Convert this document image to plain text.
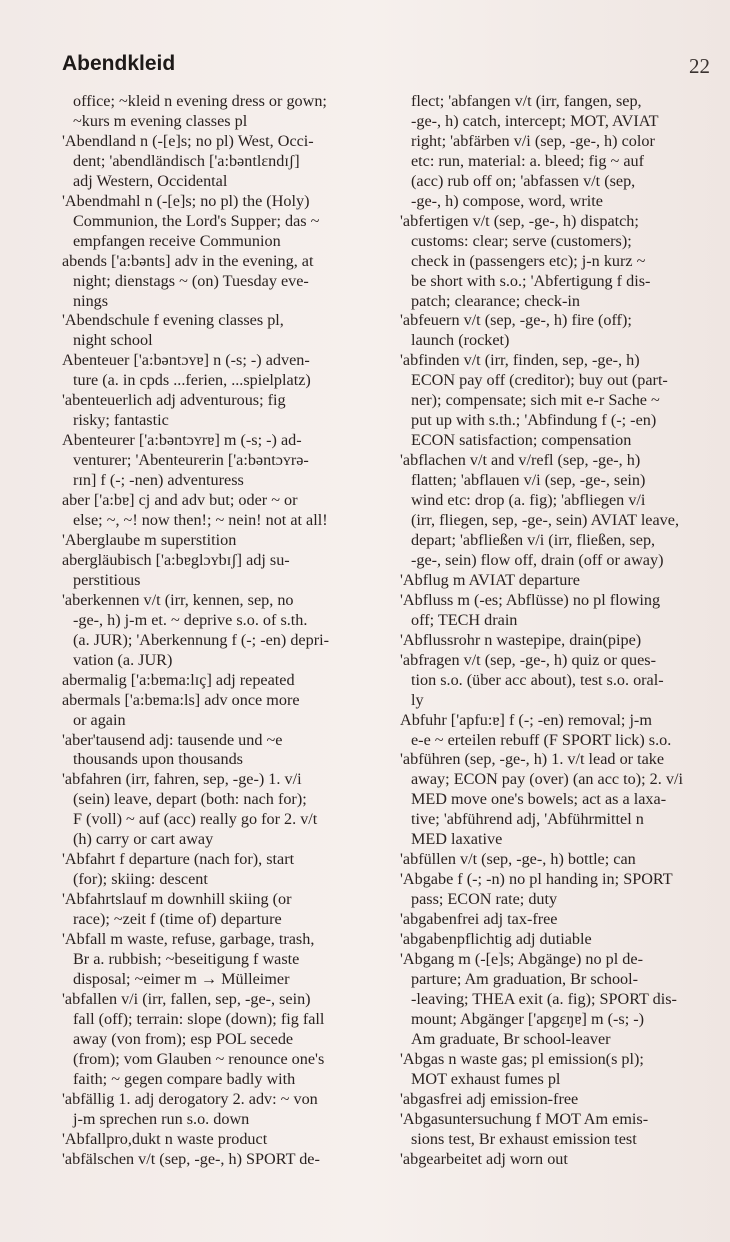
Abendkleid	22
office; ~kleid n evening dress or gown;
~kurs m evening classes pl
'Abendland n (-[e]s; no pl) West, Occi-
dent; 'abendländisch ['a:bəntlɛndɪʃ]
adj Western, Occidental
'Abendmahl n (-[e]s; no pl) the (Holy)
Communion, the Lord's Supper; das ~
empfangen receive Communion
abends ['a:bənts] adv in the evening, at
night; dienstags ~ (on) Tuesday eve-
nings
'Abendschule f evening classes pl,
night school
Abenteuer ['a:bəntɔʏɐ] n (-s; -) adven-
ture (a. in cpds ...ferien, ...spielplatz)
'abenteuerlich adj adventurous; fig
risky; fantastic
Abenteurer ['a:bəntɔʏrɐ] m (-s; -) ad-
venturer; 'Abenteurerin ['a:bəntɔʏrə-
rɪn] f (-; -nen) adventuress
aber ['a:bɐ] cj and adv but; oder ~ or
else; ~, ~! now then!; ~ nein! not at all!
'Aberglaube m superstition
abergläubisch ['a:bɐglɔʏbɪʃ] adj su-
perstitious
'aberkennen v/t (irr, kennen, sep, no
-ge-, h) j-m et. ~ deprive s.o. of s.th.
(a. JUR); 'Aberkennung f (-; -en) depri-
vation (a. JUR)
abermalig ['a:bɐma:lɪç] adj repeated
abermals ['a:bɐma:ls] adv once more
or again
'aber'tausend adj: tausende und ~e
thousands upon thousands
'abfahren (irr, fahren, sep, -ge-) 1. v/i
(sein) leave, depart (both: nach for);
F (voll) ~ auf (acc) really go for 2. v/t
(h) carry or cart away
'Abfahrt f departure (nach for), start
(for); skiing: descent
'Abfahrtslauf m downhill skiing (or
race); ~zeit f (time of) departure
'Abfall m waste, refuse, garbage, trash,
Br a. rubbish; ~beseitigung f waste
disposal; ~eimer m → Mülleimer
'abfallen v/i (irr, fallen, sep, -ge-, sein)
fall (off); terrain: slope (down); fig fall
away (von from); esp POL secede
(from); vom Glauben ~ renounce one's
faith; ~ gegen compare badly with
'abfällig 1. adj derogatory 2. adv: ~ von
j-m sprechen run s.o. down
'Abfallpro,dukt n waste product
'abfälschen v/t (sep, -ge-, h) SPORT de-
flect; 'abfangen v/t (irr, fangen, sep,
-ge-, h) catch, intercept; MOT, AVIAT
right; 'abfärben v/i (sep, -ge-, h) color
etc: run, material: a. bleed; fig ~ auf
(acc) rub off on; 'abfassen v/t (sep,
-ge-, h) compose, word, write
'abfertigen v/t (sep, -ge-, h) dispatch;
customs: clear; serve (customers);
check in (passengers etc); j-n kurz ~
be short with s.o.; 'Abfertigung f dis-
patch; clearance; check-in
'abfeuern v/t (sep, -ge-, h) fire (off);
launch (rocket)
'abfinden v/t (irr, finden, sep, -ge-, h)
ECON pay off (creditor); buy out (part-
ner); compensate; sich mit e-r Sache ~
put up with s.th.; 'Abfindung f (-; -en)
ECON satisfaction; compensation
'abflachen v/t and v/refl (sep, -ge-, h)
flatten; 'abflauen v/i (sep, -ge-, sein)
wind etc: drop (a. fig); 'abfliegen v/i
(irr, fliegen, sep, -ge-, sein) AVIAT leave,
depart; 'abfließen v/i (irr, fließen, sep,
-ge-, sein) flow off, drain (off or away)
'Abflug m AVIAT departure
'Abfluss m (-es; Abflüsse) no pl flowing
off; TECH drain
'Abflussrohr n wastepipe, drain(pipe)
'abfragen v/t (sep, -ge-, h) quiz or ques-
tion s.o. (über acc about), test s.o. oral-
ly
Abfuhr ['apfu:ɐ] f (-; -en) removal; j-m
e-e ~ erteilen rebuff (F SPORT lick) s.o.
'abführen (sep, -ge-, h) 1. v/t lead or take
away; ECON pay (over) (an acc to); 2. v/i
MED move one's bowels; act as a laxa-
tive; 'abführend adj, 'Abführmittel n
MED laxative
'abfüllen v/t (sep, -ge-, h) bottle; can
'Abgabe f (-; -n) no pl handing in; SPORT
pass; ECON rate; duty
'abgabenfrei adj tax-free
'abgabenpflichtig adj dutiable
'Abgang m (-[e]s; Abgänge) no pl de-
parture; Am graduation, Br school-
-leaving; THEA exit (a. fig); SPORT dis-
mount; Abgänger ['apgɛŋɐ] m (-s; -)
Am graduate, Br school-leaver
'Abgas n waste gas; pl emission(s pl);
MOT exhaust fumes pl
'abgasfrei adj emission-free
'Abgasuntersuchung f MOT Am emis-
sions test, Br exhaust emission test
'abgearbeitet adj worn out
══════
WHAT TO PRODUCE:
Take the listing and print it again exactly, but without any pictures.

ANSWER TO THIS EXERCISE:
Convert this document image to plain text.
Abendkleid	22
office; ~kleid n evening dress or gown;
~kurs m evening classes pl
'Abendland n (-[e]s; no pl) West, Occi-
dent; 'abendländisch ['a:bəntlɛndɪʃ]
adj Western, Occidental
'Abendmahl n (-[e]s; no pl) the (Holy)
Communion, the Lord's Supper; das ~
empfangen receive Communion
abends ['a:bənts] adv in the evening, at
night; dienstags ~ (on) Tuesday eve-
nings
'Abendschule f evening classes pl,
night school
Abenteuer ['a:bəntɔʏɐ] n (-s; -) adven-
ture (a. in cpds ...ferien, ...spielplatz)
'abenteuerlich adj adventurous; fig
risky; fantastic
Abenteurer ['a:bəntɔʏrɐ] m (-s; -) ad-
venturer; 'Abenteurerin ['a:bəntɔʏrə-
rɪn] f (-; -nen) adventuress
aber ['a:bɐ] cj and adv but; oder ~ or
else; ~, ~! now then!; ~ nein! not at all!
'Aberglaube m superstition
abergläubisch ['a:bɐglɔʏbɪʃ] adj su-
perstitious
'aberkennen v/t (irr, kennen, sep, no
-ge-, h) j-m et. ~ deprive s.o. of s.th.
(a. JUR); 'Aberkennung f (-; -en) depri-
vation (a. JUR)
abermalig ['a:bɐma:lɪç] adj repeated
abermals ['a:bɐma:ls] adv once more
or again
'aber'tausend adj: tausende und ~e
thousands upon thousands
'abfahren (irr, fahren, sep, -ge-) 1. v/i
(sein) leave, depart (both: nach for);
F (voll) ~ auf (acc) really go for 2. v/t
(h) carry or cart away
'Abfahrt f departure (nach for), start
(for); skiing: descent
'Abfahrtslauf m downhill skiing (or
race); ~zeit f (time of) departure
'Abfall m waste, refuse, garbage, trash,
Br a. rubbish; ~beseitigung f waste
disposal; ~eimer m → Mülleimer
'abfallen v/i (irr, fallen, sep, -ge-, sein)
fall (off); terrain: slope (down); fig fall
away (von from); esp POL secede
(from); vom Glauben ~ renounce one's
faith; ~ gegen compare badly with
'abfällig 1. adj derogatory 2. adv: ~ von
j-m sprechen run s.o. down
'Abfallpro,dukt n waste product
'abfälschen v/t (sep, -ge-, h) SPORT de-
flect; 'abfangen v/t (irr, fangen, sep,
-ge-, h) catch, intercept; MOT, AVIAT
right; 'abfärben v/i (sep, -ge-, h) color
etc: run, material: a. bleed; fig ~ auf
(acc) rub off on; 'abfassen v/t (sep,
-ge-, h) compose, word, write
'abfertigen v/t (sep, -ge-, h) dispatch;
customs: clear; serve (customers);
check in (passengers etc); j-n kurz ~
be short with s.o.; 'Abfertigung f dis-
patch; clearance; check-in
'abfeuern v/t (sep, -ge-, h) fire (off);
launch (rocket)
'abfinden v/t (irr, finden, sep, -ge-, h)
ECON pay off (creditor); buy out (part-
ner); compensate; sich mit e-r Sache ~
put up with s.th.; 'Abfindung f (-; -en)
ECON satisfaction; compensation
'abflachen v/t and v/refl (sep, -ge-, h)
flatten; 'abflauen v/i (sep, -ge-, sein)
wind etc: drop (a. fig); 'abfliegen v/i
(irr, fliegen, sep, -ge-, sein) AVIAT leave,
depart; 'abfließen v/i (irr, fließen, sep,
-ge-, sein) flow off, drain (off or away)
'Abflug m AVIAT departure
'Abfluss m (-es; Abflüsse) no pl flowing
off; TECH drain
'Abflussrohr n wastepipe, drain(pipe)
'abfragen v/t (sep, -ge-, h) quiz or ques-
tion s.o. (über acc about), test s.o. oral-
ly
Abfuhr ['apfu:ɐ] f (-; -en) removal; j-m
e-e ~ erteilen rebuff (F SPORT lick) s.o.
'abführen (sep, -ge-, h) 1. v/t lead or take
away; ECON pay (over) (an acc to); 2. v/i
MED move one's bowels; act as a laxa-
tive; 'abführend adj, 'Abführmittel n
MED laxative
'abfüllen v/t (sep, -ge-, h) bottle; can
'Abgabe f (-; -n) no pl handing in; SPORT
pass; ECON rate; duty
'abgabenfrei adj tax-free
'abgabenpflichtig adj dutiable
'Abgang m (-[e]s; Abgänge) no pl de-
parture; Am graduation, Br school-
-leaving; THEA exit (a. fig); SPORT dis-
mount; Abgänger ['apgɛŋɐ] m (-s; -)
Am graduate, Br school-leaver
'Abgas n waste gas; pl emission(s pl);
MOT exhaust fumes pl
'abgasfrei adj emission-free
'Abgasuntersuchung f MOT Am emis-
sions test, Br exhaust emission test
'abgearbeitet adj worn out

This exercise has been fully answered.